↓

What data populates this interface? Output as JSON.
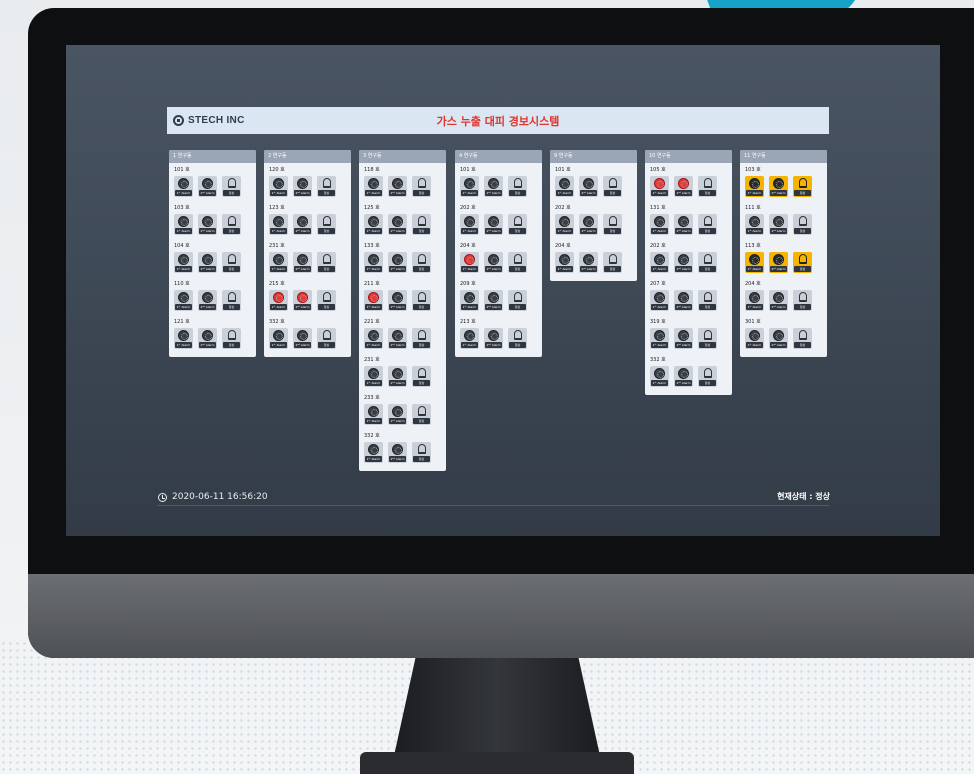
{
  "app": {
    "logo_text": "STECH INC",
    "title": "가스 누출 대피 경보시스템"
  },
  "buildings": [
    {
      "name": "1 연구동",
      "rooms": [
        {
          "label": "101 호",
          "state": [
            "normal",
            "normal",
            "normal"
          ]
        },
        {
          "label": "103 호",
          "state": [
            "normal",
            "normal",
            "normal"
          ]
        },
        {
          "label": "104 호",
          "state": [
            "normal",
            "normal",
            "normal"
          ]
        },
        {
          "label": "110 호",
          "state": [
            "normal",
            "normal",
            "normal"
          ]
        },
        {
          "label": "121 호",
          "state": [
            "normal",
            "normal",
            "normal"
          ]
        }
      ]
    },
    {
      "name": "2 연구동",
      "rooms": [
        {
          "label": "120 호",
          "state": [
            "normal",
            "normal",
            "normal"
          ]
        },
        {
          "label": "123 호",
          "state": [
            "normal",
            "normal",
            "normal"
          ]
        },
        {
          "label": "231 호",
          "state": [
            "normal",
            "normal",
            "normal"
          ]
        },
        {
          "label": "215 호",
          "state": [
            "red",
            "red",
            "normal"
          ]
        },
        {
          "label": "332 호",
          "state": [
            "normal",
            "normal",
            "normal"
          ]
        }
      ]
    },
    {
      "name": "3 연구동",
      "rooms": [
        {
          "label": "118 호",
          "state": [
            "normal",
            "normal",
            "normal"
          ]
        },
        {
          "label": "125 호",
          "state": [
            "normal",
            "normal",
            "normal"
          ]
        },
        {
          "label": "133 호",
          "state": [
            "normal",
            "normal",
            "normal"
          ]
        },
        {
          "label": "211 호",
          "state": [
            "red",
            "normal",
            "normal"
          ]
        },
        {
          "label": "221 호",
          "state": [
            "normal",
            "normal",
            "normal"
          ]
        },
        {
          "label": "231 호",
          "state": [
            "normal",
            "normal",
            "normal"
          ]
        },
        {
          "label": "233 호",
          "state": [
            "normal",
            "normal",
            "normal"
          ]
        },
        {
          "label": "332 호",
          "state": [
            "normal",
            "normal",
            "normal"
          ]
        }
      ]
    },
    {
      "name": "4 연구동",
      "rooms": [
        {
          "label": "101 호",
          "state": [
            "normal",
            "normal",
            "normal"
          ]
        },
        {
          "label": "202 호",
          "state": [
            "normal",
            "normal",
            "normal"
          ]
        },
        {
          "label": "204 호",
          "state": [
            "red",
            "normal",
            "normal"
          ]
        },
        {
          "label": "209 호",
          "state": [
            "normal",
            "normal",
            "normal"
          ]
        },
        {
          "label": "213 호",
          "state": [
            "normal",
            "normal",
            "normal"
          ]
        }
      ]
    },
    {
      "name": "9 연구동",
      "rooms": [
        {
          "label": "101 호",
          "state": [
            "normal",
            "normal",
            "normal"
          ]
        },
        {
          "label": "202 호",
          "state": [
            "normal",
            "normal",
            "normal"
          ]
        },
        {
          "label": "204 호",
          "state": [
            "normal",
            "normal",
            "normal"
          ]
        }
      ]
    },
    {
      "name": "10 연구동",
      "rooms": [
        {
          "label": "105 호",
          "state": [
            "red",
            "red",
            "normal"
          ]
        },
        {
          "label": "131 호",
          "state": [
            "normal",
            "normal",
            "normal"
          ]
        },
        {
          "label": "202 호",
          "state": [
            "normal",
            "normal",
            "normal"
          ]
        },
        {
          "label": "207 호",
          "state": [
            "normal",
            "normal",
            "normal"
          ]
        },
        {
          "label": "319 호",
          "state": [
            "normal",
            "normal",
            "normal"
          ]
        },
        {
          "label": "332 호",
          "state": [
            "normal",
            "normal",
            "normal"
          ]
        }
      ]
    },
    {
      "name": "11 연구동",
      "rooms": [
        {
          "label": "103 호",
          "state": [
            "yellow",
            "yellow",
            "yellow"
          ]
        },
        {
          "label": "111 호",
          "state": [
            "normal",
            "normal",
            "normal"
          ]
        },
        {
          "label": "113 호",
          "state": [
            "yellow",
            "yellow",
            "yellow"
          ]
        },
        {
          "label": "204 호",
          "state": [
            "normal",
            "normal",
            "normal"
          ]
        },
        {
          "label": "301 호",
          "state": [
            "normal",
            "normal",
            "normal"
          ]
        }
      ]
    }
  ],
  "tile_labels": {
    "alarm1": "1ˢᵗ Alarm",
    "alarm2": "2ⁿᵈ Alarm",
    "normal": "정상"
  },
  "status": {
    "timestamp": "2020-06-11 16:56:20",
    "current": "현재상태 : 정상"
  },
  "colors": {
    "alert_red": "#e23c3c",
    "warn_yellow": "#f4b400",
    "title_red": "#e0342c"
  }
}
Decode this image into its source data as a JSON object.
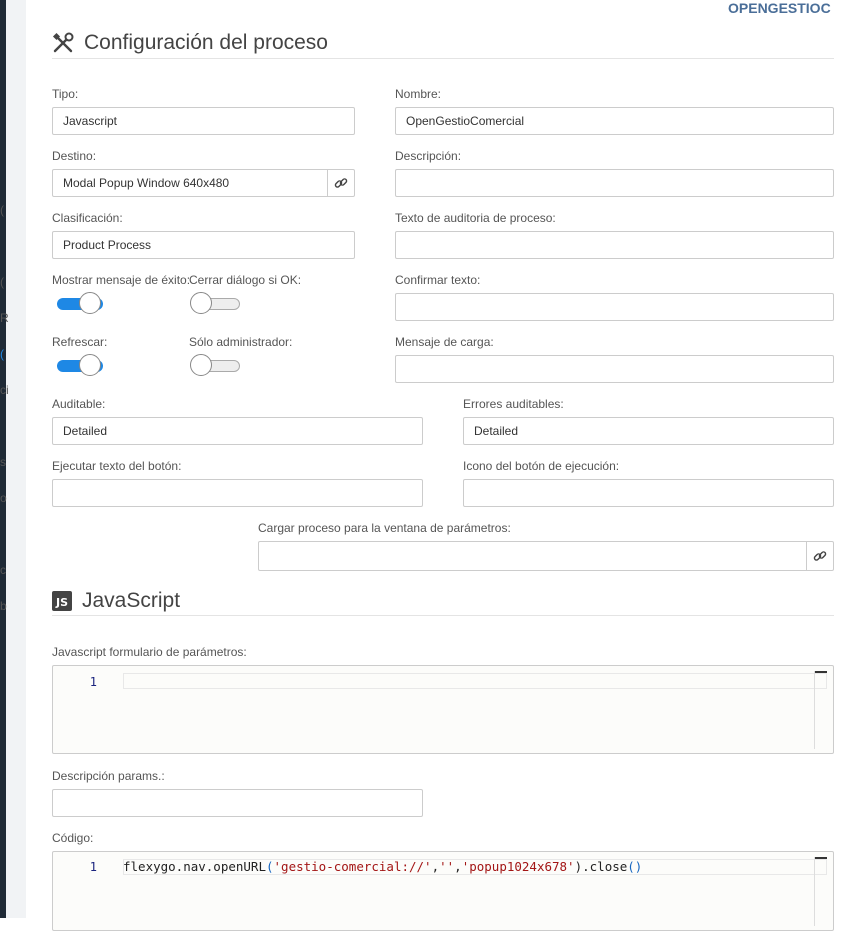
{
  "app_header": {
    "brand_text": "OPENGESTIOC"
  },
  "left_edge_chars": [
    "(",
    "(",
    "R",
    "(",
    "ci",
    "s",
    "o",
    "c",
    "b"
  ],
  "config_section": {
    "title": "Configuración del proceso",
    "icon": "tools-icon",
    "fields": {
      "tipo": {
        "label": "Tipo:",
        "value": "Javascript"
      },
      "nombre": {
        "label": "Nombre:",
        "value": "OpenGestioComercial"
      },
      "destino": {
        "label": "Destino:",
        "value": "Modal Popup Window 640x480"
      },
      "descripcion": {
        "label": "Descripción:",
        "value": ""
      },
      "clasificacion": {
        "label": "Clasificación:",
        "value": "Product Process"
      },
      "texto_auditoria": {
        "label": "Texto de auditoria de proceso:",
        "value": ""
      },
      "mostrar_mensaje": {
        "label": "Mostrar mensaje de éxito:",
        "on": true
      },
      "cerrar_dialogo": {
        "label": "Cerrar diálogo si OK:",
        "on": false
      },
      "confirmar_texto": {
        "label": "Confirmar texto:",
        "value": ""
      },
      "refrescar": {
        "label": "Refrescar:",
        "on": true
      },
      "solo_admin": {
        "label": "Sólo administrador:",
        "on": false
      },
      "mensaje_carga": {
        "label": "Mensaje de carga:",
        "value": ""
      },
      "auditable": {
        "label": "Auditable:",
        "value": "Detailed"
      },
      "errores_auditables": {
        "label": "Errores auditables:",
        "value": "Detailed"
      },
      "ejecutar_texto": {
        "label": "Ejecutar texto del botón:",
        "value": ""
      },
      "icono_boton": {
        "label": "Icono del botón de ejecución:",
        "value": ""
      },
      "cargar_proceso": {
        "label": "Cargar proceso para la ventana de parámetros:",
        "value": ""
      }
    }
  },
  "js_section": {
    "title": "JavaScript",
    "icon": "js-icon",
    "params_editor": {
      "label": "Javascript formulario de parámetros:",
      "line_number": "1",
      "code": ""
    },
    "descripcion_params": {
      "label": "Descripción params.:",
      "value": ""
    },
    "codigo_editor": {
      "label": "Código:",
      "line_number": "1",
      "code_parts": {
        "p1": "flexygo.nav.openURL",
        "p2": "(",
        "p3": "'gestio-comercial://'",
        "p4": ",",
        "p5": "''",
        "p6": ",",
        "p7": "'popup1024x678'",
        "p8": ").close",
        "p9": "()"
      }
    }
  },
  "colors": {
    "accent": "#1e88e5",
    "brand": "#4a6e98",
    "string": "#a31515"
  }
}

↑

Leave out the pictures and output every record above precisely as given.

*TASK RESPONSE*:
What data populates this interface? Output as JSON.
{
  "app": {
    "logo_text": "STECH INC",
    "title": "가스 누출 대피 경보시스템"
  },
  "buildings": [
    {
      "name": "1 연구동",
      "rooms": [
        {
          "label": "101 호",
          "state": [
            "normal",
            "normal",
            "normal"
          ]
        },
        {
          "label": "103 호",
          "state": [
            "normal",
            "normal",
            "normal"
          ]
        },
        {
          "label": "104 호",
          "state": [
            "normal",
            "normal",
            "normal"
          ]
        },
        {
          "label": "110 호",
          "state": [
            "normal",
            "normal",
            "normal"
          ]
        },
        {
          "label": "121 호",
          "state": [
            "normal",
            "normal",
            "normal"
          ]
        }
      ]
    },
    {
      "name": "2 연구동",
      "rooms": [
        {
          "label": "120 호",
          "state": [
            "normal",
            "normal",
            "normal"
          ]
        },
        {
          "label": "123 호",
          "state": [
            "normal",
            "normal",
            "normal"
          ]
        },
        {
          "label": "231 호",
          "state": [
            "normal",
            "normal",
            "normal"
          ]
        },
        {
          "label": "215 호",
          "state": [
            "red",
            "red",
            "normal"
          ]
        },
        {
          "label": "332 호",
          "state": [
            "normal",
            "normal",
            "normal"
          ]
        }
      ]
    },
    {
      "name": "3 연구동",
      "rooms": [
        {
          "label": "118 호",
          "state": [
            "normal",
            "normal",
            "normal"
          ]
        },
        {
          "label": "125 호",
          "state": [
            "normal",
            "normal",
            "normal"
          ]
        },
        {
          "label": "133 호",
          "state": [
            "normal",
            "normal",
            "normal"
          ]
        },
        {
          "label": "211 호",
          "state": [
            "red",
            "normal",
            "normal"
          ]
        },
        {
          "label": "221 호",
          "state": [
            "normal",
            "normal",
            "normal"
          ]
        },
        {
          "label": "231 호",
          "state": [
            "normal",
            "normal",
            "normal"
          ]
        },
        {
          "label": "233 호",
          "state": [
            "normal",
            "normal",
            "normal"
          ]
        },
        {
          "label": "332 호",
          "state": [
            "normal",
            "normal",
            "normal"
          ]
        }
      ]
    },
    {
      "name": "4 연구동",
      "rooms": [
        {
          "label": "101 호",
          "state": [
            "normal",
            "normal",
            "normal"
          ]
        },
        {
          "label": "202 호",
          "state": [
            "normal",
            "normal",
            "normal"
          ]
        },
        {
          "label": "204 호",
          "state": [
            "red",
            "normal",
            "normal"
          ]
        },
        {
          "label": "209 호",
          "state": [
            "normal",
            "normal",
            "normal"
          ]
        },
        {
          "label": "213 호",
          "state": [
            "normal",
            "normal",
            "normal"
          ]
        }
      ]
    },
    {
      "name": "9 연구동",
      "rooms": [
        {
          "label": "101 호",
          "state": [
            "normal",
            "normal",
            "normal"
          ]
        },
        {
          "label": "202 호",
          "state": [
            "normal",
            "normal",
            "normal"
          ]
        },
        {
          "label": "204 호",
          "state": [
            "normal",
            "normal",
            "normal"
          ]
        }
      ]
    },
    {
      "name": "10 연구동",
      "rooms": [
        {
          "label": "105 호",
          "state": [
            "red",
            "red",
            "normal"
          ]
        },
        {
          "label": "131 호",
          "state": [
            "normal",
            "normal",
            "normal"
          ]
        },
        {
          "label": "202 호",
          "state": [
            "normal",
            "normal",
            "normal"
          ]
        },
        {
          "label": "207 호",
          "state": [
            "normal",
            "normal",
            "normal"
          ]
        },
        {
          "label": "319 호",
          "state": [
            "normal",
            "normal",
            "normal"
          ]
        },
        {
          "label": "332 호",
          "state": [
            "normal",
            "normal",
            "normal"
          ]
        }
      ]
    },
    {
      "name": "11 연구동",
      "rooms": [
        {
          "label": "103 호",
          "state": [
            "yellow",
            "yellow",
            "yellow"
          ]
        },
        {
          "label": "111 호",
          "state": [
            "normal",
            "normal",
            "normal"
          ]
        },
        {
          "label": "113 호",
          "state": [
            "yellow",
            "yellow",
            "yellow"
          ]
        },
        {
          "label": "204 호",
          "state": [
            "normal",
            "normal",
            "normal"
          ]
        },
        {
          "label": "301 호",
          "state": [
            "normal",
            "normal",
            "normal"
          ]
        }
      ]
    }
  ],
  "tile_labels": {
    "alarm1": "1ˢᵗ Alarm",
    "alarm2": "2ⁿᵈ Alarm",
    "normal": "정상"
  },
  "status": {
    "timestamp": "2020-06-11 16:56:20",
    "current": "현재상태 : 정상"
  },
  "colors": {
    "alert_red": "#e23c3c",
    "warn_yellow": "#f4b400",
    "title_red": "#e0342c"
  }
}
Decode this image into its source data as a JSON object.
{
  "app_header": {
    "brand_text": "OPENGESTIOC"
  },
  "left_edge_chars": [
    "(",
    "(",
    "R",
    "(",
    "ci",
    "s",
    "o",
    "c",
    "b"
  ],
  "config_section": {
    "title": "Configuración del proceso",
    "icon": "tools-icon",
    "fields": {
      "tipo": {
        "label": "Tipo:",
        "value": "Javascript"
      },
      "nombre": {
        "label": "Nombre:",
        "value": "OpenGestioComercial"
      },
      "destino": {
        "label": "Destino:",
        "value": "Modal Popup Window 640x480"
      },
      "descripcion": {
        "label": "Descripción:",
        "value": ""
      },
      "clasificacion": {
        "label": "Clasificación:",
        "value": "Product Process"
      },
      "texto_auditoria": {
        "label": "Texto de auditoria de proceso:",
        "value": ""
      },
      "mostrar_mensaje": {
        "label": "Mostrar mensaje de éxito:",
        "on": true
      },
      "cerrar_dialogo": {
        "label": "Cerrar diálogo si OK:",
        "on": false
      },
      "confirmar_texto": {
        "label": "Confirmar texto:",
        "value": ""
      },
      "refrescar": {
        "label": "Refrescar:",
        "on": true
      },
      "solo_admin": {
        "label": "Sólo administrador:",
        "on": false
      },
      "mensaje_carga": {
        "label": "Mensaje de carga:",
        "value": ""
      },
      "auditable": {
        "label": "Auditable:",
        "value": "Detailed"
      },
      "errores_auditables": {
        "label": "Errores auditables:",
        "value": "Detailed"
      },
      "ejecutar_texto": {
        "label": "Ejecutar texto del botón:",
        "value": ""
      },
      "icono_boton": {
        "label": "Icono del botón de ejecución:",
        "value": ""
      },
      "cargar_proceso": {
        "label": "Cargar proceso para la ventana de parámetros:",
        "value": ""
      }
    }
  },
  "js_section": {
    "title": "JavaScript",
    "icon": "js-icon",
    "params_editor": {
      "label": "Javascript formulario de parámetros:",
      "line_number": "1",
      "code": ""
    },
    "descripcion_params": {
      "label": "Descripción params.:",
      "value": ""
    },
    "codigo_editor": {
      "label": "Código:",
      "line_number": "1",
      "code_parts": {
        "p1": "flexygo.nav.openURL",
        "p2": "(",
        "p3": "'gestio-comercial://'",
        "p4": ",",
        "p5": "''",
        "p6": ",",
        "p7": "'popup1024x678'",
        "p8": ").close",
        "p9": "()"
      }
    }
  },
  "colors": {
    "accent": "#1e88e5",
    "brand": "#4a6e98",
    "string": "#a31515"
  }
}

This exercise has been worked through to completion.